== EXERCISE REQUIREMENTS ==
Copy every line, leaving nothing out and adding nothing.

== MATERIAL SUPPLIED ==
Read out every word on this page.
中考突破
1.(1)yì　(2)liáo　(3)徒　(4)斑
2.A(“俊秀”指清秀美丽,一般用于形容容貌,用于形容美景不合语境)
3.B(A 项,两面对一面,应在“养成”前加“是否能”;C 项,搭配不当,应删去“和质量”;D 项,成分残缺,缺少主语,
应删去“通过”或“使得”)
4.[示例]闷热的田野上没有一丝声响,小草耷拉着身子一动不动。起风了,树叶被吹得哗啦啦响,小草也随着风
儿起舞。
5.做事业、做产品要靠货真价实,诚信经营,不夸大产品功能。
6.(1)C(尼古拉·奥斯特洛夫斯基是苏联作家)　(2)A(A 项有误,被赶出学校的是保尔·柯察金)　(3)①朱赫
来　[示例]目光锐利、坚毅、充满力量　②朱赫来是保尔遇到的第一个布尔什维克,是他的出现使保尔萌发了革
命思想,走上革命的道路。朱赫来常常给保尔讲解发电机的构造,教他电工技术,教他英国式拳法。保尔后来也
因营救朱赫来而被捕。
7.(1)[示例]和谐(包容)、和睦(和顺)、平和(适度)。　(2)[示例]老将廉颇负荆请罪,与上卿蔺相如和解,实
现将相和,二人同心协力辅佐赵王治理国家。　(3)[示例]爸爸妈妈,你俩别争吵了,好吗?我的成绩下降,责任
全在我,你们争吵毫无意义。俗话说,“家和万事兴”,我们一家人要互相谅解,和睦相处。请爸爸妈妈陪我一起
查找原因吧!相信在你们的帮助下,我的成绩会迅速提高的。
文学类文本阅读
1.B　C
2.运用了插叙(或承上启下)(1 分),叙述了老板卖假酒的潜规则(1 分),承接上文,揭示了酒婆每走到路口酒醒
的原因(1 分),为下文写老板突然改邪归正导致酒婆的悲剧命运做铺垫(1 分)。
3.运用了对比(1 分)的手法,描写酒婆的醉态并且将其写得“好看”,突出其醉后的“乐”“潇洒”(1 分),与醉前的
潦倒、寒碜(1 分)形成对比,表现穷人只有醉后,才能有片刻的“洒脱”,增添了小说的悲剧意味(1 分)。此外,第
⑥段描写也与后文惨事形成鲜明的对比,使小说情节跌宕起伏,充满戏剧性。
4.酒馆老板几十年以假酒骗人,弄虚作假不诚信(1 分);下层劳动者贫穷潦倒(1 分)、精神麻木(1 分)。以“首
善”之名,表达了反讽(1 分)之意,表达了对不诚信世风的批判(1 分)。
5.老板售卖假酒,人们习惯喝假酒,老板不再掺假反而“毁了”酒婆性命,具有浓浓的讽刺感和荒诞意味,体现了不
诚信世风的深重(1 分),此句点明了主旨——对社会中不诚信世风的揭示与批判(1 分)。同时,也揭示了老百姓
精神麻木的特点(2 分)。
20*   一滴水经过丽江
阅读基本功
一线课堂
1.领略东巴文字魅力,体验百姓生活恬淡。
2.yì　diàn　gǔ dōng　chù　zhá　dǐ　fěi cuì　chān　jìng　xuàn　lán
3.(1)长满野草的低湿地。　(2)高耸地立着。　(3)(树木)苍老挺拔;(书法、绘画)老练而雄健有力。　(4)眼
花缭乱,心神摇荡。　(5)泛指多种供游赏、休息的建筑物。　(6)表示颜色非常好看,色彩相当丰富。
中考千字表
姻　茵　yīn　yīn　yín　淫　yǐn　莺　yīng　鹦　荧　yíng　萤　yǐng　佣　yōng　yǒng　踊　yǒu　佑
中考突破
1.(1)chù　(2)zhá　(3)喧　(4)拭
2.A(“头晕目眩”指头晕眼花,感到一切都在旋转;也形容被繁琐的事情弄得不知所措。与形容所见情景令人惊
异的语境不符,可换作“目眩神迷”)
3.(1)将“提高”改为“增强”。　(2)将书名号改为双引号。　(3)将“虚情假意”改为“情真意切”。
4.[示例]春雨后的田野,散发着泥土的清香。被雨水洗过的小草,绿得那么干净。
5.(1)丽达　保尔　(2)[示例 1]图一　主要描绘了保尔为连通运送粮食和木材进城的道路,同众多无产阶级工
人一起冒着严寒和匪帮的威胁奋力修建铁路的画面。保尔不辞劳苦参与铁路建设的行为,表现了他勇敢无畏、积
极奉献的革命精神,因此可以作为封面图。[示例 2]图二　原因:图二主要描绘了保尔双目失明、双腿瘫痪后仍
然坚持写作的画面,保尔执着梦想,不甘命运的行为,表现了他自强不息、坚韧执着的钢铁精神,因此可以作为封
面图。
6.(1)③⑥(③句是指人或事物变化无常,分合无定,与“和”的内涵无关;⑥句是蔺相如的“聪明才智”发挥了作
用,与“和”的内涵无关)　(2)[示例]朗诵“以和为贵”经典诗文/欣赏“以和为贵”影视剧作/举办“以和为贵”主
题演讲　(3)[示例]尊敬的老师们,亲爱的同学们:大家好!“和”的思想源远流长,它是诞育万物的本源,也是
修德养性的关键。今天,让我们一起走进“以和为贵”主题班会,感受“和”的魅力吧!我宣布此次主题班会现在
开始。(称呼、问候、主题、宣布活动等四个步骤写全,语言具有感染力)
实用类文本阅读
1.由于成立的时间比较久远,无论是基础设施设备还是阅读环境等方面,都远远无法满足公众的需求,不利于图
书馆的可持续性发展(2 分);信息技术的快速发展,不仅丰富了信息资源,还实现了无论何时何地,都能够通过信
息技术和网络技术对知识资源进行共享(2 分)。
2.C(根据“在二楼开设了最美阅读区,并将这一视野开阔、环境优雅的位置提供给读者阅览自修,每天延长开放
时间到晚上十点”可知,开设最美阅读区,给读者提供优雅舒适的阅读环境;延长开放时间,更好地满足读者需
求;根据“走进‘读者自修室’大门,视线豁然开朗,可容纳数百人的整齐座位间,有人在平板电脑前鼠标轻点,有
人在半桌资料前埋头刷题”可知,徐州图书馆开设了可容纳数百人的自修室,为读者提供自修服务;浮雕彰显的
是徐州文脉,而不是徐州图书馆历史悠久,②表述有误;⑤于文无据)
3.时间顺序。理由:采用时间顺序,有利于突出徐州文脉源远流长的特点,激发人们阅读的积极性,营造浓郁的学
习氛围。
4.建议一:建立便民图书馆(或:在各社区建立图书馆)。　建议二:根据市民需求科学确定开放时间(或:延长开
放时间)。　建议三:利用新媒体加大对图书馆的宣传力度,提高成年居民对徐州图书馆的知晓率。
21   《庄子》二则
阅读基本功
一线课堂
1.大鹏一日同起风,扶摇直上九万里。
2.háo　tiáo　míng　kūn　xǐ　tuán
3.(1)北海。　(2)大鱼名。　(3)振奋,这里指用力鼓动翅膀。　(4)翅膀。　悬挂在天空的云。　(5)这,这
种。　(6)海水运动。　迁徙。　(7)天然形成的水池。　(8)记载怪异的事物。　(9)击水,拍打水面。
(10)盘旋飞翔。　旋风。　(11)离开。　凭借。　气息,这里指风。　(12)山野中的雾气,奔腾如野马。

== ANSWER IN FULL ==
Read out every word on this page.
中考突破
1.(1)yì　(2)liáo　(3)徒　(4)斑
2.A(“俊秀”指清秀美丽,一般用于形容容貌,用于形容美景不合语境)
3.B(A 项,两面对一面,应在“养成”前加“是否能”;C 项,搭配不当,应删去“和质量”;D 项,成分残缺,缺少主语,
应删去“通过”或“使得”)
4.[示例]闷热的田野上没有一丝声响,小草耷拉着身子一动不动。起风了,树叶被吹得哗啦啦响,小草也随着风
儿起舞。
5.做事业、做产品要靠货真价实,诚信经营,不夸大产品功能。
6.(1)C(尼古拉·奥斯特洛夫斯基是苏联作家)　(2)A(A 项有误,被赶出学校的是保尔·柯察金)　(3)①朱赫
来　[示例]目光锐利、坚毅、充满力量　②朱赫来是保尔遇到的第一个布尔什维克,是他的出现使保尔萌发了革
命思想,走上革命的道路。朱赫来常常给保尔讲解发电机的构造,教他电工技术,教他英国式拳法。保尔后来也
因营救朱赫来而被捕。
7.(1)[示例]和谐(包容)、和睦(和顺)、平和(适度)。　(2)[示例]老将廉颇负荆请罪,与上卿蔺相如和解,实
现将相和,二人同心协力辅佐赵王治理国家。　(3)[示例]爸爸妈妈,你俩别争吵了,好吗?我的成绩下降,责任
全在我,你们争吵毫无意义。俗话说,“家和万事兴”,我们一家人要互相谅解,和睦相处。请爸爸妈妈陪我一起
查找原因吧!相信在你们的帮助下,我的成绩会迅速提高的。
文学类文本阅读
1.B　C
2.运用了插叙(或承上启下)(1 分),叙述了老板卖假酒的潜规则(1 分),承接上文,揭示了酒婆每走到路口酒醒
的原因(1 分),为下文写老板突然改邪归正导致酒婆的悲剧命运做铺垫(1 分)。
3.运用了对比(1 分)的手法,描写酒婆的醉态并且将其写得“好看”,突出其醉后的“乐”“潇洒”(1 分),与醉前的
潦倒、寒碜(1 分)形成对比,表现穷人只有醉后,才能有片刻的“洒脱”,增添了小说的悲剧意味(1 分)。此外,第
⑥段描写也与后文惨事形成鲜明的对比,使小说情节跌宕起伏,充满戏剧性。
4.酒馆老板几十年以假酒骗人,弄虚作假不诚信(1 分);下层劳动者贫穷潦倒(1 分)、精神麻木(1 分)。以“首
善”之名,表达了反讽(1 分)之意,表达了对不诚信世风的批判(1 分)。
5.老板售卖假酒,人们习惯喝假酒,老板不再掺假反而“毁了”酒婆性命,具有浓浓的讽刺感和荒诞意味,体现了不
诚信世风的深重(1 分),此句点明了主旨——对社会中不诚信世风的揭示与批判(1 分)。同时,也揭示了老百姓
精神麻木的特点(2 分)。
20*   一滴水经过丽江
阅读基本功
一线课堂
1.领略东巴文字魅力,体验百姓生活恬淡。
2.yì　diàn　gǔ dōng　chù　zhá　dǐ　fěi cuì　chān　jìng　xuàn　lán
3.(1)长满野草的低湿地。　(2)高耸地立着。　(3)(树木)苍老挺拔;(书法、绘画)老练而雄健有力。　(4)眼
花缭乱,心神摇荡。　(5)泛指多种供游赏、休息的建筑物。　(6)表示颜色非常好看,色彩相当丰富。
中考千字表
姻　茵　yīn　yīn　yín　淫　yǐn　莺　yīng　鹦　荧　yíng　萤　yǐng　佣　yōng　yǒng　踊　yǒu　佑
中考突破
1.(1)chù　(2)zhá　(3)喧　(4)拭
2.A(“头晕目眩”指头晕眼花,感到一切都在旋转;也形容被繁琐的事情弄得不知所措。与形容所见情景令人惊
异的语境不符,可换作“目眩神迷”)
3.(1)将“提高”改为“增强”。　(2)将书名号改为双引号。　(3)将“虚情假意”改为“情真意切”。
4.[示例]春雨后的田野,散发着泥土的清香。被雨水洗过的小草,绿得那么干净。
5.(1)丽达　保尔　(2)[示例 1]图一　主要描绘了保尔为连通运送粮食和木材进城的道路,同众多无产阶级工
人一起冒着严寒和匪帮的威胁奋力修建铁路的画面。保尔不辞劳苦参与铁路建设的行为,表现了他勇敢无畏、积
极奉献的革命精神,因此可以作为封面图。[示例 2]图二　原因:图二主要描绘了保尔双目失明、双腿瘫痪后仍
然坚持写作的画面,保尔执着梦想,不甘命运的行为,表现了他自强不息、坚韧执着的钢铁精神,因此可以作为封
面图。
6.(1)③⑥(③句是指人或事物变化无常,分合无定,与“和”的内涵无关;⑥句是蔺相如的“聪明才智”发挥了作
用,与“和”的内涵无关)　(2)[示例]朗诵“以和为贵”经典诗文/欣赏“以和为贵”影视剧作/举办“以和为贵”主
题演讲　(3)[示例]尊敬的老师们,亲爱的同学们:大家好!“和”的思想源远流长,它是诞育万物的本源,也是
修德养性的关键。今天,让我们一起走进“以和为贵”主题班会,感受“和”的魅力吧!我宣布此次主题班会现在
开始。(称呼、问候、主题、宣布活动等四个步骤写全,语言具有感染力)
实用类文本阅读
1.由于成立的时间比较久远,无论是基础设施设备还是阅读环境等方面,都远远无法满足公众的需求,不利于图
书馆的可持续性发展(2 分);信息技术的快速发展,不仅丰富了信息资源,还实现了无论何时何地,都能够通过信
息技术和网络技术对知识资源进行共享(2 分)。
2.C(根据“在二楼开设了最美阅读区,并将这一视野开阔、环境优雅的位置提供给读者阅览自修,每天延长开放
时间到晚上十点”可知,开设最美阅读区,给读者提供优雅舒适的阅读环境;延长开放时间,更好地满足读者需
求;根据“走进‘读者自修室’大门,视线豁然开朗,可容纳数百人的整齐座位间,有人在平板电脑前鼠标轻点,有
人在半桌资料前埋头刷题”可知,徐州图书馆开设了可容纳数百人的自修室,为读者提供自修服务;浮雕彰显的
是徐州文脉,而不是徐州图书馆历史悠久,②表述有误;⑤于文无据)
3.时间顺序。理由:采用时间顺序,有利于突出徐州文脉源远流长的特点,激发人们阅读的积极性,营造浓郁的学
习氛围。
4.建议一:建立便民图书馆(或:在各社区建立图书馆)。　建议二:根据市民需求科学确定开放时间(或:延长开
放时间)。　建议三:利用新媒体加大对图书馆的宣传力度,提高成年居民对徐州图书馆的知晓率。
21   《庄子》二则
阅读基本功
一线课堂
1.大鹏一日同起风,扶摇直上九万里。
2.háo　tiáo　míng　kūn　xǐ　tuán
3.(1)北海。　(2)大鱼名。　(3)振奋,这里指用力鼓动翅膀。　(4)翅膀。　悬挂在天空的云。　(5)这,这
种。　(6)海水运动。　迁徙。　(7)天然形成的水池。　(8)记载怪异的事物。　(9)击水,拍打水面。
(10)盘旋飞翔。　旋风。　(11)离开。　凭借。　气息,这里指风。　(12)山野中的雾气,奔腾如野马。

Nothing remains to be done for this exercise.